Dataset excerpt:
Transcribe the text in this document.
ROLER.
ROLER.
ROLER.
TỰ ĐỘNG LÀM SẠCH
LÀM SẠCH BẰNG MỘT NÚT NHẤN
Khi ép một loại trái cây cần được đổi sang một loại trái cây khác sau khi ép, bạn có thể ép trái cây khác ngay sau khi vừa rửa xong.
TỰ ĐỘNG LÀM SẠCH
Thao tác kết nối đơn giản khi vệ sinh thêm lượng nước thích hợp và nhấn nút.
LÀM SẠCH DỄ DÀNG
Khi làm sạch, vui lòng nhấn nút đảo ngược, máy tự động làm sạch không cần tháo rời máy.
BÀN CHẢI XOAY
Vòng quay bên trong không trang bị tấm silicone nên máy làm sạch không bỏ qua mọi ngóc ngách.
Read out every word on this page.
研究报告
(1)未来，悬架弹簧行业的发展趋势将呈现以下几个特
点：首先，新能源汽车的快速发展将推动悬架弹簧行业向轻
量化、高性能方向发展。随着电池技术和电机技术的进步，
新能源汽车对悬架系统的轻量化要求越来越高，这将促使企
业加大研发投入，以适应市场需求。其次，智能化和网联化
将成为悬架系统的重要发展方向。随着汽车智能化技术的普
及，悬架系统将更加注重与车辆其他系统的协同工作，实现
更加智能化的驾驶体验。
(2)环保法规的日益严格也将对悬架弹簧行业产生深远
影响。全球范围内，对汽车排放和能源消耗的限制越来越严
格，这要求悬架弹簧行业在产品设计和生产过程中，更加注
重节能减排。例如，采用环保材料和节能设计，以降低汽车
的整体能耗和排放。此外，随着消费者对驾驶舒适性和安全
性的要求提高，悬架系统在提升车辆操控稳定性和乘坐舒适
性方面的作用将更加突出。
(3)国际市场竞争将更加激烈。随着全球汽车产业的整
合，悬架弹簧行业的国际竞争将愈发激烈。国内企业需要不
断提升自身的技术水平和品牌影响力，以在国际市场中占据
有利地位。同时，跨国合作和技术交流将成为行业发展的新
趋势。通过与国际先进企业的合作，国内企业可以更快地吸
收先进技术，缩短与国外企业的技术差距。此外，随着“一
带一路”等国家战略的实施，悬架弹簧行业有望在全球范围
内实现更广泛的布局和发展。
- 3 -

▶ _WHAT IS BEING ASKED_:
Reproduce every record above exactly as it appears.

▶ _EXERCISE RESPONSE_:
Transcribe the text in this document.
ROLER.
ROLER.
ROLER.
TỰ ĐỘNG LÀM SẠCH
LÀM SẠCH BẰNG MỘT NÚT NHẤN
Khi ép một loại trái cây cần được đổi sang một loại trái cây khác sau khi ép, bạn có thể ép trái cây khác ngay sau khi vừa rửa xong.
TỰ ĐỘNG LÀM SẠCH
Thao tác kết nối đơn giản khi vệ sinh thêm lượng nước thích hợp và nhấn nút.
LÀM SẠCH DỄ DÀNG
Khi làm sạch, vui lòng nhấn nút đảo ngược, máy tự động làm sạch không cần tháo rời máy.
BÀN CHẢI XOAY
Vòng quay bên trong không trang bị tấm silicone nên máy làm sạch không bỏ qua mọi ngóc ngách.
Read out every word on this page.
研究报告
(1)未来，悬架弹簧行业的发展趋势将呈现以下几个特
点：首先，新能源汽车的快速发展将推动悬架弹簧行业向轻
量化、高性能方向发展。随着电池技术和电机技术的进步，
新能源汽车对悬架系统的轻量化要求越来越高，这将促使企
业加大研发投入，以适应市场需求。其次，智能化和网联化
将成为悬架系统的重要发展方向。随着汽车智能化技术的普
及，悬架系统将更加注重与车辆其他系统的协同工作，实现
更加智能化的驾驶体验。
(2)环保法规的日益严格也将对悬架弹簧行业产生深远
影响。全球范围内，对汽车排放和能源消耗的限制越来越严
格，这要求悬架弹簧行业在产品设计和生产过程中，更加注
重节能减排。例如，采用环保材料和节能设计，以降低汽车
的整体能耗和排放。此外，随着消费者对驾驶舒适性和安全
性的要求提高，悬架系统在提升车辆操控稳定性和乘坐舒适
性方面的作用将更加突出。
(3)国际市场竞争将更加激烈。随着全球汽车产业的整
合，悬架弹簧行业的国际竞争将愈发激烈。国内企业需要不
断提升自身的技术水平和品牌影响力，以在国际市场中占据
有利地位。同时，跨国合作和技术交流将成为行业发展的新
趋势。通过与国际先进企业的合作，国内企业可以更快地吸
收先进技术，缩短与国外企业的技术差距。此外，随着“一
带一路”等国家战略的实施，悬架弹簧行业有望在全球范围
内实现更广泛的布局和发展。
- 3 -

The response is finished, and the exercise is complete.